=== WORK TO COMPLETE ===
Write the material out again exactly.

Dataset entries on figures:

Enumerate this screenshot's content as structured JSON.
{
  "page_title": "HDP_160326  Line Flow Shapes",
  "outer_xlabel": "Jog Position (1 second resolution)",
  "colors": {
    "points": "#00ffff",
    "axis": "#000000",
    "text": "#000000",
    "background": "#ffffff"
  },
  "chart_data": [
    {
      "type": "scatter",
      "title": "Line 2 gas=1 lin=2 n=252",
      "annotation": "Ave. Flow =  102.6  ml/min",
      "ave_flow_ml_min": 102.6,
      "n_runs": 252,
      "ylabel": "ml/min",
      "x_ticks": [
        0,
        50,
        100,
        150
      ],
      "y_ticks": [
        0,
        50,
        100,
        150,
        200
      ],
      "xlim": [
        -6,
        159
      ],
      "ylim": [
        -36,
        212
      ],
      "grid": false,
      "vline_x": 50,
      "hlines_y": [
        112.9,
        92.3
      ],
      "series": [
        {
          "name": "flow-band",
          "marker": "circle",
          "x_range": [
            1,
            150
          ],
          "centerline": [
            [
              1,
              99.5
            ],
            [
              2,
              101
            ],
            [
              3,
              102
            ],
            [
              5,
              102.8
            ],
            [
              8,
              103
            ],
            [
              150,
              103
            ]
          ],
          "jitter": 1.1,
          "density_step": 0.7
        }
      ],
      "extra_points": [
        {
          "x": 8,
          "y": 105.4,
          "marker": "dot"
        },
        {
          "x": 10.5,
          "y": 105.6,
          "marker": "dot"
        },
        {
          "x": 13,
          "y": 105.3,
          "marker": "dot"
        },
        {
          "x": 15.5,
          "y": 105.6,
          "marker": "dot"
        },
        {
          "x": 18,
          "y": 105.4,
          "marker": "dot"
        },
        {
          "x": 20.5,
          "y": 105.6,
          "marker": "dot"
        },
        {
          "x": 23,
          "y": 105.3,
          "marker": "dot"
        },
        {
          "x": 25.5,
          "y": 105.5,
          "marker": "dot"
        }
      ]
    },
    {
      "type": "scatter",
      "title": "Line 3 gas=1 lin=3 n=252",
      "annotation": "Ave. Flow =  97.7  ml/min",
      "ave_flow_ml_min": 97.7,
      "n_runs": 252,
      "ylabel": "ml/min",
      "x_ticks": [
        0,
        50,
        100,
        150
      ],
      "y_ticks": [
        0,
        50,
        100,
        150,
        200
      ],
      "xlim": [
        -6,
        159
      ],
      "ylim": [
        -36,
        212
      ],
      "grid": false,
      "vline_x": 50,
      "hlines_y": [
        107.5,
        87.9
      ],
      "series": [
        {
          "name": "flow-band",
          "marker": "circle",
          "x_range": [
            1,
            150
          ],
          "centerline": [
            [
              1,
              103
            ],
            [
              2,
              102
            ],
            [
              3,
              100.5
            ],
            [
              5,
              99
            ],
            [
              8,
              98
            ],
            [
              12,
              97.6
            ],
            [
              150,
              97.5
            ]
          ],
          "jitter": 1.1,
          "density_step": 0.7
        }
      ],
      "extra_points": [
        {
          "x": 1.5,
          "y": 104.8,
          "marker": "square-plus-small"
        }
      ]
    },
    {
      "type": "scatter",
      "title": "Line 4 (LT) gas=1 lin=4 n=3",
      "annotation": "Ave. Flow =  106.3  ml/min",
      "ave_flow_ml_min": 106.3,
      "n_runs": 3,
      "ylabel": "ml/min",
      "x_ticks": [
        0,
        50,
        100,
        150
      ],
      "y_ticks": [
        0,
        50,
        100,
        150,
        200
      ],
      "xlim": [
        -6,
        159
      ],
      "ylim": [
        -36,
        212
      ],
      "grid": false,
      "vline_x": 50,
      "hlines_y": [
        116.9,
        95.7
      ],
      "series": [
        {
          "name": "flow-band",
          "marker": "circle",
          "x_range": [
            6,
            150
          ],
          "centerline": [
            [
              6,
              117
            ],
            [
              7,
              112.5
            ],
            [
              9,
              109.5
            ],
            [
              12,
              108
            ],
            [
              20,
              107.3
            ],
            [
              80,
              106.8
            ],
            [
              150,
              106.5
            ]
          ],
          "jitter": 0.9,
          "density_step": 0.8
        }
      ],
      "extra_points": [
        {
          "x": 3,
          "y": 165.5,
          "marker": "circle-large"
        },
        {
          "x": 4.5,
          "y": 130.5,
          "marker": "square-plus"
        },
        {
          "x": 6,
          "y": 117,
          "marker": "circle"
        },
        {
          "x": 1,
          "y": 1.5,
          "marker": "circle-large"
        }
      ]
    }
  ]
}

=== EXPECTED ANSWER ===
Enumerate this screenshot's content as structured JSON.
{
  "page_title": "HDP_160326  Line Flow Shapes",
  "outer_xlabel": "Jog Position (1 second resolution)",
  "colors": {
    "points": "#00ffff",
    "axis": "#000000",
    "text": "#000000",
    "background": "#ffffff"
  },
  "chart_data": [
    {
      "type": "scatter",
      "title": "Line 2 gas=1 lin=2 n=252",
      "annotation": "Ave. Flow =  102.6  ml/min",
      "ave_flow_ml_min": 102.6,
      "n_runs": 252,
      "ylabel": "ml/min",
      "x_ticks": [
        0,
        50,
        100,
        150
      ],
      "y_ticks": [
        0,
        50,
        100,
        150,
        200
      ],
      "xlim": [
        -6,
        159
      ],
      "ylim": [
        -36,
        212
      ],
      "grid": false,
      "vline_x": 50,
      "hlines_y": [
        112.9,
        92.3
      ],
      "series": [
        {
          "name": "flow-band",
          "marker": "circle",
          "x_range": [
            1,
            150
          ],
          "centerline": [
            [
              1,
              99.5
            ],
            [
              2,
              101
            ],
            [
              3,
              102
            ],
            [
              5,
              102.8
            ],
            [
              8,
              103
            ],
            [
              150,
              103
            ]
          ],
          "jitter": 1.1,
          "density_step": 0.7
        }
      ],
      "extra_points": [
        {
          "x": 8,
          "y": 105.4,
          "marker": "dot"
        },
        {
          "x": 10.5,
          "y": 105.6,
          "marker": "dot"
        },
        {
          "x": 13,
          "y": 105.3,
          "marker": "dot"
        },
        {
          "x": 15.5,
          "y": 105.6,
          "marker": "dot"
        },
        {
          "x": 18,
          "y": 105.4,
          "marker": "dot"
        },
        {
          "x": 20.5,
          "y": 105.6,
          "marker": "dot"
        },
        {
          "x": 23,
          "y": 105.3,
          "marker": "dot"
        },
        {
          "x": 25.5,
          "y": 105.5,
          "marker": "dot"
        }
      ]
    },
    {
      "type": "scatter",
      "title": "Line 3 gas=1 lin=3 n=252",
      "annotation": "Ave. Flow =  97.7  ml/min",
      "ave_flow_ml_min": 97.7,
      "n_runs": 252,
      "ylabel": "ml/min",
      "x_ticks": [
        0,
        50,
        100,
        150
      ],
      "y_ticks": [
        0,
        50,
        100,
        150,
        200
      ],
      "xlim": [
        -6,
        159
      ],
      "ylim": [
        -36,
        212
      ],
      "grid": false,
      "vline_x": 50,
      "hlines_y": [
        107.5,
        87.9
      ],
      "series": [
        {
          "name": "flow-band",
          "marker": "circle",
          "x_range": [
            1,
            150
          ],
          "centerline": [
            [
              1,
              103
            ],
            [
              2,
              102
            ],
            [
              3,
              100.5
            ],
            [
              5,
              99
            ],
            [
              8,
              98
            ],
            [
              12,
              97.6
            ],
            [
              150,
              97.5
            ]
          ],
          "jitter": 1.1,
          "density_step": 0.7
        }
      ],
      "extra_points": [
        {
          "x": 1.5,
          "y": 104.8,
          "marker": "square-plus-small"
        }
      ]
    },
    {
      "type": "scatter",
      "title": "Line 4 (LT) gas=1 lin=4 n=3",
      "annotation": "Ave. Flow =  106.3  ml/min",
      "ave_flow_ml_min": 106.3,
      "n_runs": 3,
      "ylabel": "ml/min",
      "x_ticks": [
        0,
        50,
        100,
        150
      ],
      "y_ticks": [
        0,
        50,
        100,
        150,
        200
      ],
      "xlim": [
        -6,
        159
      ],
      "ylim": [
        -36,
        212
      ],
      "grid": false,
      "vline_x": 50,
      "hlines_y": [
        116.9,
        95.7
      ],
      "series": [
        {
          "name": "flow-band",
          "marker": "circle",
          "x_range": [
            6,
            150
          ],
          "centerline": [
            [
              6,
              117
            ],
            [
              7,
              112.5
            ],
            [
              9,
              109.5
            ],
            [
              12,
              108
            ],
            [
              20,
              107.3
            ],
            [
              80,
              106.8
            ],
            [
              150,
              106.5
            ]
          ],
          "jitter": 0.9,
          "density_step": 0.8
        }
      ],
      "extra_points": [
        {
          "x": 3,
          "y": 165.5,
          "marker": "circle-large"
        },
        {
          "x": 4.5,
          "y": 130.5,
          "marker": "square-plus"
        },
        {
          "x": 6,
          "y": 117,
          "marker": "circle"
        },
        {
          "x": 1,
          "y": 1.5,
          "marker": "circle-large"
        }
      ]
    }
  ]
}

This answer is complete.